Aim:
Please find all lines in the data that hold the string "populations" and copy them.

Dataset extract:
--- begin ---
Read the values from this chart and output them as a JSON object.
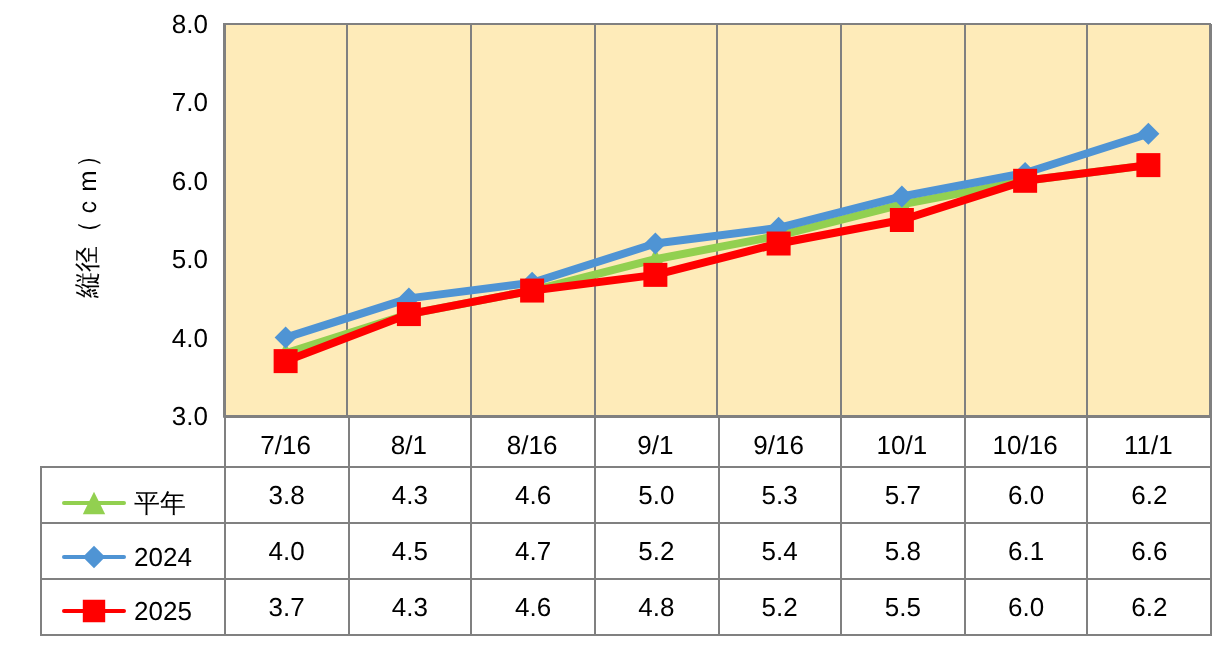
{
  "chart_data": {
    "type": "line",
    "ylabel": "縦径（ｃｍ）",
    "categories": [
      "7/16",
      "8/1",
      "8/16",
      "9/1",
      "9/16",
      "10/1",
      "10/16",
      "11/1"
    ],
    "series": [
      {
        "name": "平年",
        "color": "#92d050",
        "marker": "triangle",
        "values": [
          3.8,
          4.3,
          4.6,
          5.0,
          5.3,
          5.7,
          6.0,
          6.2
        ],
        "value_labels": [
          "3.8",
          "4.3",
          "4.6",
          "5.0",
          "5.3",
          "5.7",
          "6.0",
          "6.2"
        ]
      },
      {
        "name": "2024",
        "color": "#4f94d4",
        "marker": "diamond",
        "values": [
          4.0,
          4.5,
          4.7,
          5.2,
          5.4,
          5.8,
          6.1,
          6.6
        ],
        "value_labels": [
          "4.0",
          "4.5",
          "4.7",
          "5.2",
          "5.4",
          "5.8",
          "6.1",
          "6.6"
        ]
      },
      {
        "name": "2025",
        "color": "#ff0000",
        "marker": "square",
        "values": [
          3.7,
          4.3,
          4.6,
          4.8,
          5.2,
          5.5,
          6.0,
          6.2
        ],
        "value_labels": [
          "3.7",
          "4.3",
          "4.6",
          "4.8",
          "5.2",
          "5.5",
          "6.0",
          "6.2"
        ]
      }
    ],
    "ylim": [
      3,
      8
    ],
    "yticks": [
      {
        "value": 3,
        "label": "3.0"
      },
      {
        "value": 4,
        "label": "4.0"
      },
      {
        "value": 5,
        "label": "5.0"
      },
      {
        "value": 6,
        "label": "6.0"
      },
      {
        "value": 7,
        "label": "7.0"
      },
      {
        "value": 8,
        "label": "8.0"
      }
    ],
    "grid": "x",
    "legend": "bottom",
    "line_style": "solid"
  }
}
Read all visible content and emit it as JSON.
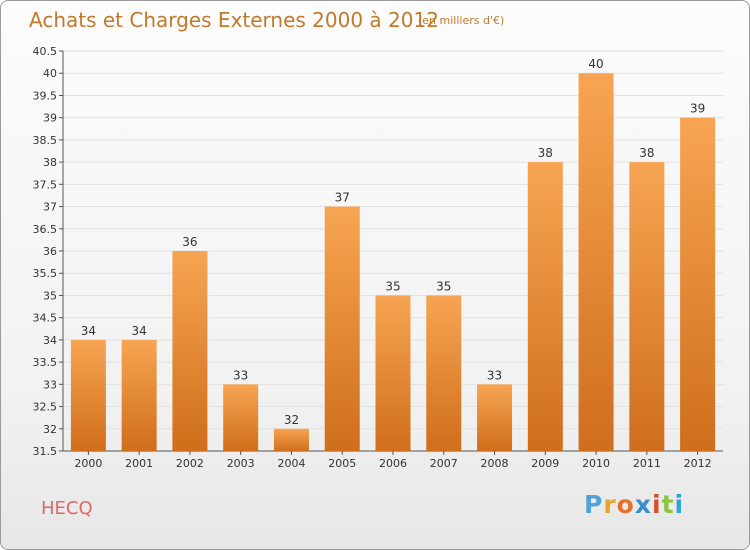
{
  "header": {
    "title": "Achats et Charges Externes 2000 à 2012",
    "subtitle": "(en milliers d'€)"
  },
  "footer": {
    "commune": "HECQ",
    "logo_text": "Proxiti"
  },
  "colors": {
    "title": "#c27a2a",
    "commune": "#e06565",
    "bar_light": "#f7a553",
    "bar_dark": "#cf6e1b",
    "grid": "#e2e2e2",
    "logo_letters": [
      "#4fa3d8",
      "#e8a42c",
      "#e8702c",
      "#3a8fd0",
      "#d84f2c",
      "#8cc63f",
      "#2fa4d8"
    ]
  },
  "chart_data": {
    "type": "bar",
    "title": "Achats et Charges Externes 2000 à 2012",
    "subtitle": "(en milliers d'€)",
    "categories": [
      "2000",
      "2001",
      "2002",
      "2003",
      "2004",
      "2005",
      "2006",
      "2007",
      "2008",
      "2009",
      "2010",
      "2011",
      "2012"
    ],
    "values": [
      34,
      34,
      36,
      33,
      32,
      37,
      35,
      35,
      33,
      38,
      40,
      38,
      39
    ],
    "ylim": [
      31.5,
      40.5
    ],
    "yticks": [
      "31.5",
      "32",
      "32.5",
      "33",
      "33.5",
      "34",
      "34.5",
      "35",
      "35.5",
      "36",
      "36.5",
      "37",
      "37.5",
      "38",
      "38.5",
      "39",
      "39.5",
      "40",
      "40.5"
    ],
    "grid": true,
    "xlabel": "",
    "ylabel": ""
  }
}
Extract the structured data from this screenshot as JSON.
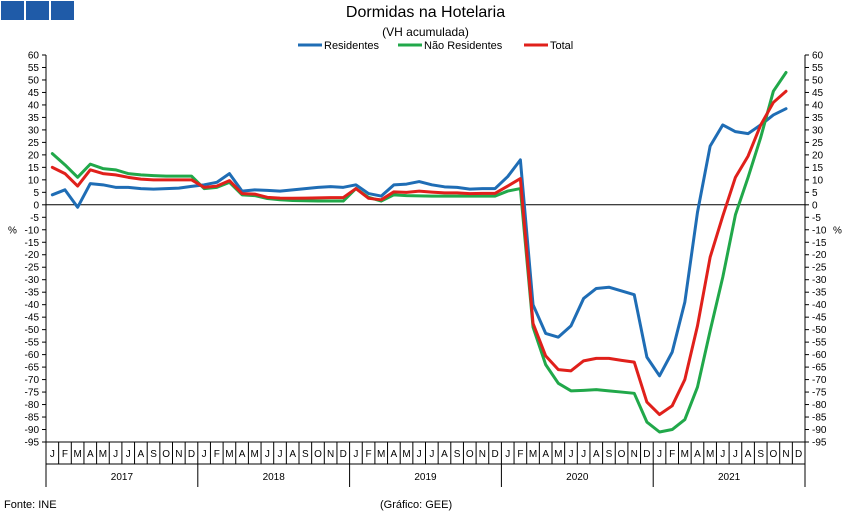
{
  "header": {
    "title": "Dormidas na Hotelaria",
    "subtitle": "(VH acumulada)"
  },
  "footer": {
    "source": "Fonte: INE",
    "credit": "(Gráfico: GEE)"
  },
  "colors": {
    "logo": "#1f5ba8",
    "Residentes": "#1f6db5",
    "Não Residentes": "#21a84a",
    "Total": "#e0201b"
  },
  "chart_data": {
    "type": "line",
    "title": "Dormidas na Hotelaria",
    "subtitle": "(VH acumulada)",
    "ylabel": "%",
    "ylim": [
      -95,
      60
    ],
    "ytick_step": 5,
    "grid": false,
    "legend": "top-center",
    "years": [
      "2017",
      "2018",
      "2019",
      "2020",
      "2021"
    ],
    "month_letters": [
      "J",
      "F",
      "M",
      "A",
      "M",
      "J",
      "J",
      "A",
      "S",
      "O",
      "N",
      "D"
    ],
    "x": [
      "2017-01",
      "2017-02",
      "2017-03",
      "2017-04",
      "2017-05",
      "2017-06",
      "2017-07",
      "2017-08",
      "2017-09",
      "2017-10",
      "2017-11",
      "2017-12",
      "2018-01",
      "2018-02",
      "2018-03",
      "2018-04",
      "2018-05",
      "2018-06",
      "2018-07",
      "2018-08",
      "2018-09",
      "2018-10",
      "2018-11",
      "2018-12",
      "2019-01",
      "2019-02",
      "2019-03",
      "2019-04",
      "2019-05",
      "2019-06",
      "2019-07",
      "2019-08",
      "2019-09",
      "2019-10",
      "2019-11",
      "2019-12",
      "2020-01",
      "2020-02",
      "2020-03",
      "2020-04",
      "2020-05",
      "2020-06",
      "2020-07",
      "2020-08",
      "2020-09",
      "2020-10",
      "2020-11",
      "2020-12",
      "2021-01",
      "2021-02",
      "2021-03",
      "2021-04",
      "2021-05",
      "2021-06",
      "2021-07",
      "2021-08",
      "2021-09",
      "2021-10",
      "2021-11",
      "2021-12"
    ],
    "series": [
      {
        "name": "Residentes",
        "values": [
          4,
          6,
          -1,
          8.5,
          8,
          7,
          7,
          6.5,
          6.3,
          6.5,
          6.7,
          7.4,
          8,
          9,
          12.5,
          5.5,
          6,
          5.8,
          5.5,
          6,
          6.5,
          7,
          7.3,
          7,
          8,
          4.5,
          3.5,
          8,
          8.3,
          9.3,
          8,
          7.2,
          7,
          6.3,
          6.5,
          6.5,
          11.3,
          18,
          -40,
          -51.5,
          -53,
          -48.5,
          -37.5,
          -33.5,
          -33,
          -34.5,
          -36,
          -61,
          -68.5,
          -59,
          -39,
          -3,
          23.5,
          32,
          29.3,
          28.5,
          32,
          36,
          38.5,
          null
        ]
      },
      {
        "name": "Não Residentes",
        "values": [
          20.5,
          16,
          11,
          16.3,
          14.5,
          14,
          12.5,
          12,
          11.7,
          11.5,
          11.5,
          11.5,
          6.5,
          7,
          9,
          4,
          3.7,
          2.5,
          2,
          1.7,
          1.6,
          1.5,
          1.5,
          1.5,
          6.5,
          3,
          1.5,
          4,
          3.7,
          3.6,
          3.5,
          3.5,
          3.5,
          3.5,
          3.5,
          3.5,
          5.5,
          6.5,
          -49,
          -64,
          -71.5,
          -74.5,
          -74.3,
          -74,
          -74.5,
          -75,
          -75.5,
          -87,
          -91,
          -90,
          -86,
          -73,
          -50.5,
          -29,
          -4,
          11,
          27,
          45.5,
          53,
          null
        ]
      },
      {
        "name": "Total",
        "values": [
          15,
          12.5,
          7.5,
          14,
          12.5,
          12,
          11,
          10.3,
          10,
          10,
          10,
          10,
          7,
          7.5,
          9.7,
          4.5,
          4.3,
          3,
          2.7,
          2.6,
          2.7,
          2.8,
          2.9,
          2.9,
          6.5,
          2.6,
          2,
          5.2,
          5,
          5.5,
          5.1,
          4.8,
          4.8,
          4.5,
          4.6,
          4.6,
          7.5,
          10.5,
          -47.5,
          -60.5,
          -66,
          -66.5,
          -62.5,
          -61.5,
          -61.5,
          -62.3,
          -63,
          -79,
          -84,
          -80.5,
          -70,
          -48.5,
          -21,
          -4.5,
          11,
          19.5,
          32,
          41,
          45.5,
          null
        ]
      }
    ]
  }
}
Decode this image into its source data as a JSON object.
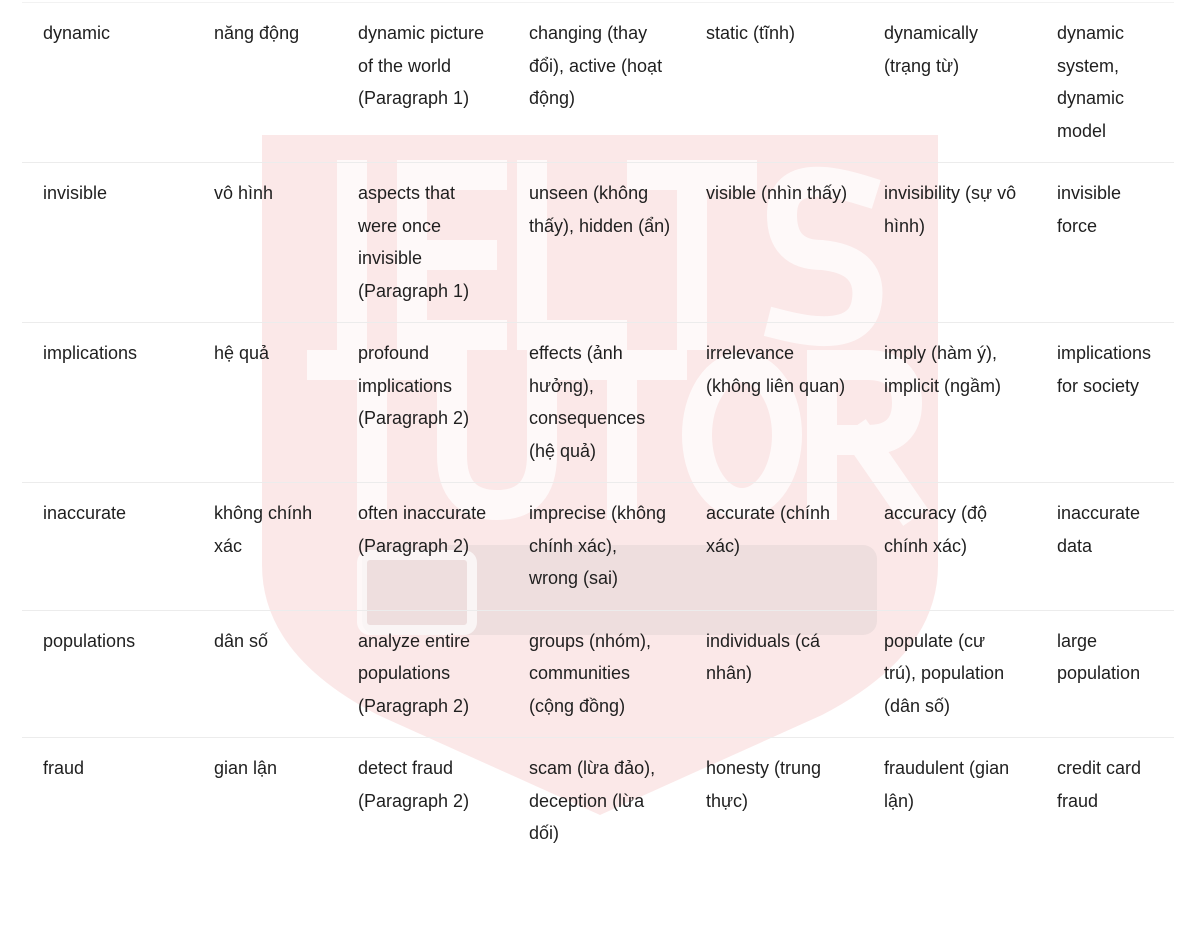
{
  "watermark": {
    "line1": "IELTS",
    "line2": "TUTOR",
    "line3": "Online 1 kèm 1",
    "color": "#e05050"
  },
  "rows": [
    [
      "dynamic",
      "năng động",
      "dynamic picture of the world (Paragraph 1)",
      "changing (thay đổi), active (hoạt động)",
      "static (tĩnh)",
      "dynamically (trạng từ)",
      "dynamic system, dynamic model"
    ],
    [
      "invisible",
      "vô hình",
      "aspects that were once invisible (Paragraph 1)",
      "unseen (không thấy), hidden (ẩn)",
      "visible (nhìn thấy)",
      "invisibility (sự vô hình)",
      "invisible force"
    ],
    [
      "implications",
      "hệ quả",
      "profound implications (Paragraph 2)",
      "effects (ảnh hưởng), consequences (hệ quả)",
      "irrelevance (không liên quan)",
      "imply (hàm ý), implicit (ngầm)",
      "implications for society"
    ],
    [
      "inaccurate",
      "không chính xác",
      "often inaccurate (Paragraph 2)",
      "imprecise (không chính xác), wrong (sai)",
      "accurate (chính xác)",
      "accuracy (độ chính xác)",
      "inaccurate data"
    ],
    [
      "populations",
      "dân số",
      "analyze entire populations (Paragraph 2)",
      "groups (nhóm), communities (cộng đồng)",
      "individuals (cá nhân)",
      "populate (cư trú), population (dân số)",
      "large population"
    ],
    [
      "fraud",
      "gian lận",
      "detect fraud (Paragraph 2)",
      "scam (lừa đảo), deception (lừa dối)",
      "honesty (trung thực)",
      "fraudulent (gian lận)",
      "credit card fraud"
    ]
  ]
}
--- end ---
Right answer:
      "populations",
      "analyze entire populations (Paragraph 2)",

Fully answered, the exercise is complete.